TO BE DONE
Write out every single entry exactly.
▬▬▬▬▬▬
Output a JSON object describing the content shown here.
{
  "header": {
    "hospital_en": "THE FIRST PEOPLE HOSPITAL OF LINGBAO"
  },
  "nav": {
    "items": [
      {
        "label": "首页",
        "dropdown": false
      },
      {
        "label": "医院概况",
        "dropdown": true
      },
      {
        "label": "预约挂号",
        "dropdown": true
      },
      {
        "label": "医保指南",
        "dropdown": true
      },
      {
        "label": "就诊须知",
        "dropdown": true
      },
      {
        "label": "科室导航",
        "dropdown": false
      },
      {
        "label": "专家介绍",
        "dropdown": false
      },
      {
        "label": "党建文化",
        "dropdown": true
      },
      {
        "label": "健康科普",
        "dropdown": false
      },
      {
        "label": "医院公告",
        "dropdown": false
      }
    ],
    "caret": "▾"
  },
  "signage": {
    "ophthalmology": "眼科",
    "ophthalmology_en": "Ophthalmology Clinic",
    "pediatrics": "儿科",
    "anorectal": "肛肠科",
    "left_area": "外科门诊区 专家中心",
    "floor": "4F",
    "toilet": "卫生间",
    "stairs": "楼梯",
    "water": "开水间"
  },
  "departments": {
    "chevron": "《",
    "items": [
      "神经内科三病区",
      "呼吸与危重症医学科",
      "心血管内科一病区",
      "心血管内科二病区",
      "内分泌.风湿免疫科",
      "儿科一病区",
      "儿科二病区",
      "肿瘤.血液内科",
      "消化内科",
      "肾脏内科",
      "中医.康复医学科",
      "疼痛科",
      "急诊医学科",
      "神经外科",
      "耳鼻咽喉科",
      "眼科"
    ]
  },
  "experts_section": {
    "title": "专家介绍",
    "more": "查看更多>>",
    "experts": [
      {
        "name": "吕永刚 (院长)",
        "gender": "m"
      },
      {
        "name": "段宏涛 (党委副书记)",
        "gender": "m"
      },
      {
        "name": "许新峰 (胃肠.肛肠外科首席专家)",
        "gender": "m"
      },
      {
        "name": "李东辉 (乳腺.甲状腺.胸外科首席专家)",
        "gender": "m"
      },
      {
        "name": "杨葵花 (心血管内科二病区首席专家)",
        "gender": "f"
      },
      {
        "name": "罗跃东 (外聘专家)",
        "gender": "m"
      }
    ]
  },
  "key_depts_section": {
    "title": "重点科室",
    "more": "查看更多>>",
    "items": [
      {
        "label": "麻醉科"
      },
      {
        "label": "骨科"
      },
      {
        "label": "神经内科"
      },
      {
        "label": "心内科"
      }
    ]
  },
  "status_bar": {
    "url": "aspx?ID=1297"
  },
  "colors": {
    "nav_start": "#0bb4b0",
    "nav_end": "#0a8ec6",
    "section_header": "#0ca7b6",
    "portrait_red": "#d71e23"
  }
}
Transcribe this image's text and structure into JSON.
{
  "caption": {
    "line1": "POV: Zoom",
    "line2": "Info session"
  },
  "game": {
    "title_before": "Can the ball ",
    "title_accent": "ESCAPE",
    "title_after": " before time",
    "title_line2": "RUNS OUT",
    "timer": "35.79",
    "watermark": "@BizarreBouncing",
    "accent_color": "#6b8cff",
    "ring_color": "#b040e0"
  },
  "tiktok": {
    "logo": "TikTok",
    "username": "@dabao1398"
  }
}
▬▬▬▬▬▬
TASK SOLUTION
Output a JSON object describing the content shown here.
{
  "header": {
    "hospital_en": "THE FIRST PEOPLE HOSPITAL OF LINGBAO"
  },
  "nav": {
    "items": [
      {
        "label": "首页",
        "dropdown": false
      },
      {
        "label": "医院概况",
        "dropdown": true
      },
      {
        "label": "预约挂号",
        "dropdown": true
      },
      {
        "label": "医保指南",
        "dropdown": true
      },
      {
        "label": "就诊须知",
        "dropdown": true
      },
      {
        "label": "科室导航",
        "dropdown": false
      },
      {
        "label": "专家介绍",
        "dropdown": false
      },
      {
        "label": "党建文化",
        "dropdown": true
      },
      {
        "label": "健康科普",
        "dropdown": false
      },
      {
        "label": "医院公告",
        "dropdown": false
      }
    ],
    "caret": "▾"
  },
  "signage": {
    "ophthalmology": "眼科",
    "ophthalmology_en": "Ophthalmology Clinic",
    "pediatrics": "儿科",
    "anorectal": "肛肠科",
    "left_area": "外科门诊区 专家中心",
    "floor": "4F",
    "toilet": "卫生间",
    "stairs": "楼梯",
    "water": "开水间"
  },
  "departments": {
    "chevron": "《",
    "items": [
      "神经内科三病区",
      "呼吸与危重症医学科",
      "心血管内科一病区",
      "心血管内科二病区",
      "内分泌.风湿免疫科",
      "儿科一病区",
      "儿科二病区",
      "肿瘤.血液内科",
      "消化内科",
      "肾脏内科",
      "中医.康复医学科",
      "疼痛科",
      "急诊医学科",
      "神经外科",
      "耳鼻咽喉科",
      "眼科"
    ]
  },
  "experts_section": {
    "title": "专家介绍",
    "more": "查看更多>>",
    "experts": [
      {
        "name": "吕永刚 (院长)",
        "gender": "m"
      },
      {
        "name": "段宏涛 (党委副书记)",
        "gender": "m"
      },
      {
        "name": "许新峰 (胃肠.肛肠外科首席专家)",
        "gender": "m"
      },
      {
        "name": "李东辉 (乳腺.甲状腺.胸外科首席专家)",
        "gender": "m"
      },
      {
        "name": "杨葵花 (心血管内科二病区首席专家)",
        "gender": "f"
      },
      {
        "name": "罗跃东 (外聘专家)",
        "gender": "m"
      }
    ]
  },
  "key_depts_section": {
    "title": "重点科室",
    "more": "查看更多>>",
    "items": [
      {
        "label": "麻醉科"
      },
      {
        "label": "骨科"
      },
      {
        "label": "神经内科"
      },
      {
        "label": "心内科"
      }
    ]
  },
  "status_bar": {
    "url": "aspx?ID=1297"
  },
  "colors": {
    "nav_start": "#0bb4b0",
    "nav_end": "#0a8ec6",
    "section_header": "#0ca7b6",
    "portrait_red": "#d71e23"
  }
}
Transcribe this image's text and structure into JSON.
{
  "caption": {
    "line1": "POV: Zoom",
    "line2": "Info session"
  },
  "game": {
    "title_before": "Can the ball ",
    "title_accent": "ESCAPE",
    "title_after": " before time",
    "title_line2": "RUNS OUT",
    "timer": "35.79",
    "watermark": "@BizarreBouncing",
    "accent_color": "#6b8cff",
    "ring_color": "#b040e0"
  },
  "tiktok": {
    "logo": "TikTok",
    "username": "@dabao1398"
  }
}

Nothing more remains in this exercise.